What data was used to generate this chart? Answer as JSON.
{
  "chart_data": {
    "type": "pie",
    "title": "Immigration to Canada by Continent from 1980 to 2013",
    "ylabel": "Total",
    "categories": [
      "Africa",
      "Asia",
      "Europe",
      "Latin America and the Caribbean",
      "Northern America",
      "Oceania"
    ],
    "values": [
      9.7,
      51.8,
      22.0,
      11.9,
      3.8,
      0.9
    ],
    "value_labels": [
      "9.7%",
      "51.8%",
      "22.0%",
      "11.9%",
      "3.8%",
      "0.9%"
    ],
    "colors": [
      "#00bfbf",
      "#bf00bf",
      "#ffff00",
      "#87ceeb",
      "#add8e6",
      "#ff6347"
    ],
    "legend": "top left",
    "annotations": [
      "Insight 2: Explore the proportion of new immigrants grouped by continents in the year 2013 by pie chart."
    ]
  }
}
......
Task requirements: Each line with the string "America" in it needs to be found and copied.

Output of the task:
      "Latin America and the Caribbean",
      "Northern America",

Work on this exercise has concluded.